◆ OBJECTIVE
Show all lines from the data that include the word "this".

[start]

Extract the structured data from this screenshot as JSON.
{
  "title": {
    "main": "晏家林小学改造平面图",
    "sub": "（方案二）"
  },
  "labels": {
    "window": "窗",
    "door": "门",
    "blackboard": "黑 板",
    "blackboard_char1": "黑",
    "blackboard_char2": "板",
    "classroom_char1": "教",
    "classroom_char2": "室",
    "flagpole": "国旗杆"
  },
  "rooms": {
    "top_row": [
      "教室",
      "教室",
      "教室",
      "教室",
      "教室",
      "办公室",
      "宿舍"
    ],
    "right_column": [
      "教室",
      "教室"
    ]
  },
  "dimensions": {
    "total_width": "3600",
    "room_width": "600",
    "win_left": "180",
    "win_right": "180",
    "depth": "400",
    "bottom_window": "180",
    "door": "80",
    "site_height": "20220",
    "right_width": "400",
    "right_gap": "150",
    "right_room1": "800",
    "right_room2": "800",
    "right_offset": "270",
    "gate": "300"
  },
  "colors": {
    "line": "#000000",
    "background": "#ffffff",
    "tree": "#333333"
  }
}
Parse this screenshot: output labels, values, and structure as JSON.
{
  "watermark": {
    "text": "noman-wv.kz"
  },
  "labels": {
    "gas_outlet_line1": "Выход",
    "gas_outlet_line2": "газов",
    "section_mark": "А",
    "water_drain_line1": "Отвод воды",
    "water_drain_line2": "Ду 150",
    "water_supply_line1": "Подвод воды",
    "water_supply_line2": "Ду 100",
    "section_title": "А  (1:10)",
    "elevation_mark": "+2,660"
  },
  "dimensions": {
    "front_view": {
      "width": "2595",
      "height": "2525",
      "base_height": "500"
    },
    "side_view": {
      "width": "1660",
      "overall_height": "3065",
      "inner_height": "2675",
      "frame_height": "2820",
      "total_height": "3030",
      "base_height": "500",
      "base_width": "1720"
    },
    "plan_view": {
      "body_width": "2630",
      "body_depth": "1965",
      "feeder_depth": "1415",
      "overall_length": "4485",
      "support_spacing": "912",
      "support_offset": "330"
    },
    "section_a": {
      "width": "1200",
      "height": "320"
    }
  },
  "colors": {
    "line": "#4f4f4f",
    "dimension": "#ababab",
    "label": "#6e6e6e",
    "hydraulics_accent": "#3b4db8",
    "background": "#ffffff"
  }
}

[end]

◆ EXERCISE OUTPUT
Extract the structured data from this screenshot as JSON.
Parse this screenshot: output labels, values, and structure as JSON.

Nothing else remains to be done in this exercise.